**LISTED RECORDS**
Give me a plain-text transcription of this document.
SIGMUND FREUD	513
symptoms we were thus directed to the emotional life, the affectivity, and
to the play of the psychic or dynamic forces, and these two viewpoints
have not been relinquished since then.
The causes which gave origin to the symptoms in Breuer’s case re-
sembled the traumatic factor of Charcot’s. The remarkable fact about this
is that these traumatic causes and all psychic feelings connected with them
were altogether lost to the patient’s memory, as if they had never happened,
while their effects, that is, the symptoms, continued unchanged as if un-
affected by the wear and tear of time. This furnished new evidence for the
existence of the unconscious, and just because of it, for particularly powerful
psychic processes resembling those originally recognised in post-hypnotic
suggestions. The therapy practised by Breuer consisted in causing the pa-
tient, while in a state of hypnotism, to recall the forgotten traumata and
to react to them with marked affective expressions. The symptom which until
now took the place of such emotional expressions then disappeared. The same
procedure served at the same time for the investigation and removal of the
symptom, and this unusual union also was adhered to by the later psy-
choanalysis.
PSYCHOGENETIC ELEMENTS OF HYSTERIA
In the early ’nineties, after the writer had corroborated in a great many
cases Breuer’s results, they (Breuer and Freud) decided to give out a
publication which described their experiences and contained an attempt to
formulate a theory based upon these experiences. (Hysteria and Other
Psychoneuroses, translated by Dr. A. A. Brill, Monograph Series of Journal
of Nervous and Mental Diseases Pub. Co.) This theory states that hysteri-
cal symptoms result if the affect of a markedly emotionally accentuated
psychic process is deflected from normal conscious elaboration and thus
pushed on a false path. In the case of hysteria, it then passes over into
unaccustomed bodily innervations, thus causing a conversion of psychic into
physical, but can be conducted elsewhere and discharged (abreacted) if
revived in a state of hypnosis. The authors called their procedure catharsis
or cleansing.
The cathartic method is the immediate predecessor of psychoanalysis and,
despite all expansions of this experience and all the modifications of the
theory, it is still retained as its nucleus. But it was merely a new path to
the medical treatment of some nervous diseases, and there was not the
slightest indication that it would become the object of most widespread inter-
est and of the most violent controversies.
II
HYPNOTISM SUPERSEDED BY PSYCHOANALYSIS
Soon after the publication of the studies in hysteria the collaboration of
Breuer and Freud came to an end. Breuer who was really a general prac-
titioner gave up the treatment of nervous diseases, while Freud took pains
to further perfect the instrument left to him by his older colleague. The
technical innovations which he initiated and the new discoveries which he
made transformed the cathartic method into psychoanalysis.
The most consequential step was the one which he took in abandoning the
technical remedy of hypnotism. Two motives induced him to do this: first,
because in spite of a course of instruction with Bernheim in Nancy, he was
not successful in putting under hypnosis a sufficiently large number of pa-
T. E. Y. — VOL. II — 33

**EXERCISE DESCRIPTION**
Your task is to retype all the records above with nothing left out.

**COMPLETE ANSWER**
Give me a plain-text transcription of this document.
SIGMUND FREUD	513
symptoms we were thus directed to the emotional life, the affectivity, and
to the play of the psychic or dynamic forces, and these two viewpoints
have not been relinquished since then.
The causes which gave origin to the symptoms in Breuer’s case re-
sembled the traumatic factor of Charcot’s. The remarkable fact about this
is that these traumatic causes and all psychic feelings connected with them
were altogether lost to the patient’s memory, as if they had never happened,
while their effects, that is, the symptoms, continued unchanged as if un-
affected by the wear and tear of time. This furnished new evidence for the
existence of the unconscious, and just because of it, for particularly powerful
psychic processes resembling those originally recognised in post-hypnotic
suggestions. The therapy practised by Breuer consisted in causing the pa-
tient, while in a state of hypnotism, to recall the forgotten traumata and
to react to them with marked affective expressions. The symptom which until
now took the place of such emotional expressions then disappeared. The same
procedure served at the same time for the investigation and removal of the
symptom, and this unusual union also was adhered to by the later psy-
choanalysis.
PSYCHOGENETIC ELEMENTS OF HYSTERIA
In the early ’nineties, after the writer had corroborated in a great many
cases Breuer’s results, they (Breuer and Freud) decided to give out a
publication which described their experiences and contained an attempt to
formulate a theory based upon these experiences. (Hysteria and Other
Psychoneuroses, translated by Dr. A. A. Brill, Monograph Series of Journal
of Nervous and Mental Diseases Pub. Co.) This theory states that hysteri-
cal symptoms result if the affect of a markedly emotionally accentuated
psychic process is deflected from normal conscious elaboration and thus
pushed on a false path. In the case of hysteria, it then passes over into
unaccustomed bodily innervations, thus causing a conversion of psychic into
physical, but can be conducted elsewhere and discharged (abreacted) if
revived in a state of hypnosis. The authors called their procedure catharsis
or cleansing.
The cathartic method is the immediate predecessor of psychoanalysis and,
despite all expansions of this experience and all the modifications of the
theory, it is still retained as its nucleus. But it was merely a new path to
the medical treatment of some nervous diseases, and there was not the
slightest indication that it would become the object of most widespread inter-
est and of the most violent controversies.
II
HYPNOTISM SUPERSEDED BY PSYCHOANALYSIS
Soon after the publication of the studies in hysteria the collaboration of
Breuer and Freud came to an end. Breuer who was really a general prac-
titioner gave up the treatment of nervous diseases, while Freud took pains
to further perfect the instrument left to him by his older colleague. The
technical innovations which he initiated and the new discoveries which he
made transformed the cathartic method into psychoanalysis.
The most consequential step was the one which he took in abandoning the
technical remedy of hypnotism. Two motives induced him to do this: first,
because in spite of a course of instruction with Bernheim in Nancy, he was
not successful in putting under hypnosis a sufficiently large number of pa-
T. E. Y. — VOL. II — 33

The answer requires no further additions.